◆ EXERCISE OBJECTIVE: Restate the records in their entirety, word for word.

◆ INPUT RECORDS:
□ □ □ □ □ □ □

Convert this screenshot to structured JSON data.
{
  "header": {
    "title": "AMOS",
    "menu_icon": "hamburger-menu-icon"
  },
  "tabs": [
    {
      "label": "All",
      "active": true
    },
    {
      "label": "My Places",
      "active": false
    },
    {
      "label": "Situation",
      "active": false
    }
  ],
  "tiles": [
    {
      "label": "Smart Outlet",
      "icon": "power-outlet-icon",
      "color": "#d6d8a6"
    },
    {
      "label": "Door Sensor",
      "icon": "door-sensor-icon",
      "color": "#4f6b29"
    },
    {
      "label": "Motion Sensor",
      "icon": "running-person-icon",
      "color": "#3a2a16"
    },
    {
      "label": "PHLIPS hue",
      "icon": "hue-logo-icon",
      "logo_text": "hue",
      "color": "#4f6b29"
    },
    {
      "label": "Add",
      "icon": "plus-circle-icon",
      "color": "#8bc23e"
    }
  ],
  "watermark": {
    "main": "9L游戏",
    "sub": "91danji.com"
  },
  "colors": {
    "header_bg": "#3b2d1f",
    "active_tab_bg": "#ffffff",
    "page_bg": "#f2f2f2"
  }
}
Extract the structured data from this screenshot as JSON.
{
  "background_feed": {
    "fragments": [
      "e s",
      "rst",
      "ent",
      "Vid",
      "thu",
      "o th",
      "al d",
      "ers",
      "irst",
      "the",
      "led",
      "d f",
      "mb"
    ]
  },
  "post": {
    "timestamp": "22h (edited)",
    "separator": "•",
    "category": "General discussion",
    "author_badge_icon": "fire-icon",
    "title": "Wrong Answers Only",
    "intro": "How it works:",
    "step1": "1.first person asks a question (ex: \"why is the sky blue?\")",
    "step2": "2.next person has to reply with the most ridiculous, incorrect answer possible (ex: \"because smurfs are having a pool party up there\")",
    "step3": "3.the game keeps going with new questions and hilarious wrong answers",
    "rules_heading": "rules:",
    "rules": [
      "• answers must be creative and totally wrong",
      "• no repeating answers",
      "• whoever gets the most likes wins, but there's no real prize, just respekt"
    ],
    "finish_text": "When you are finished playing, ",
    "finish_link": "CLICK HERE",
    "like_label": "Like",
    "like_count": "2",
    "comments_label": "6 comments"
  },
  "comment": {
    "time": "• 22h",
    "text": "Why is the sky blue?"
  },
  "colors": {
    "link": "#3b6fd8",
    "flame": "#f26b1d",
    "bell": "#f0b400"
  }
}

□ □ □ □ □ □ □

◆ RESPONSE TO THE EXERCISE:
Convert this screenshot to structured JSON data.
{
  "header": {
    "title": "AMOS",
    "menu_icon": "hamburger-menu-icon"
  },
  "tabs": [
    {
      "label": "All",
      "active": true
    },
    {
      "label": "My Places",
      "active": false
    },
    {
      "label": "Situation",
      "active": false
    }
  ],
  "tiles": [
    {
      "label": "Smart Outlet",
      "icon": "power-outlet-icon",
      "color": "#d6d8a6"
    },
    {
      "label": "Door Sensor",
      "icon": "door-sensor-icon",
      "color": "#4f6b29"
    },
    {
      "label": "Motion Sensor",
      "icon": "running-person-icon",
      "color": "#3a2a16"
    },
    {
      "label": "PHLIPS hue",
      "icon": "hue-logo-icon",
      "logo_text": "hue",
      "color": "#4f6b29"
    },
    {
      "label": "Add",
      "icon": "plus-circle-icon",
      "color": "#8bc23e"
    }
  ],
  "watermark": {
    "main": "9L游戏",
    "sub": "91danji.com"
  },
  "colors": {
    "header_bg": "#3b2d1f",
    "active_tab_bg": "#ffffff",
    "page_bg": "#f2f2f2"
  }
}
Extract the structured data from this screenshot as JSON.
{
  "background_feed": {
    "fragments": [
      "e s",
      "rst",
      "ent",
      "Vid",
      "thu",
      "o th",
      "al d",
      "ers",
      "irst",
      "the",
      "led",
      "d f",
      "mb"
    ]
  },
  "post": {
    "timestamp": "22h (edited)",
    "separator": "•",
    "category": "General discussion",
    "author_badge_icon": "fire-icon",
    "title": "Wrong Answers Only",
    "intro": "How it works:",
    "step1": "1.first person asks a question (ex: \"why is the sky blue?\")",
    "step2": "2.next person has to reply with the most ridiculous, incorrect answer possible (ex: \"because smurfs are having a pool party up there\")",
    "step3": "3.the game keeps going with new questions and hilarious wrong answers",
    "rules_heading": "rules:",
    "rules": [
      "• answers must be creative and totally wrong",
      "• no repeating answers",
      "• whoever gets the most likes wins, but there's no real prize, just respekt"
    ],
    "finish_text": "When you are finished playing, ",
    "finish_link": "CLICK HERE",
    "like_label": "Like",
    "like_count": "2",
    "comments_label": "6 comments"
  },
  "comment": {
    "time": "• 22h",
    "text": "Why is the sky blue?"
  },
  "colors": {
    "link": "#3b6fd8",
    "flame": "#f26b1d",
    "bell": "#f0b400"
  }
}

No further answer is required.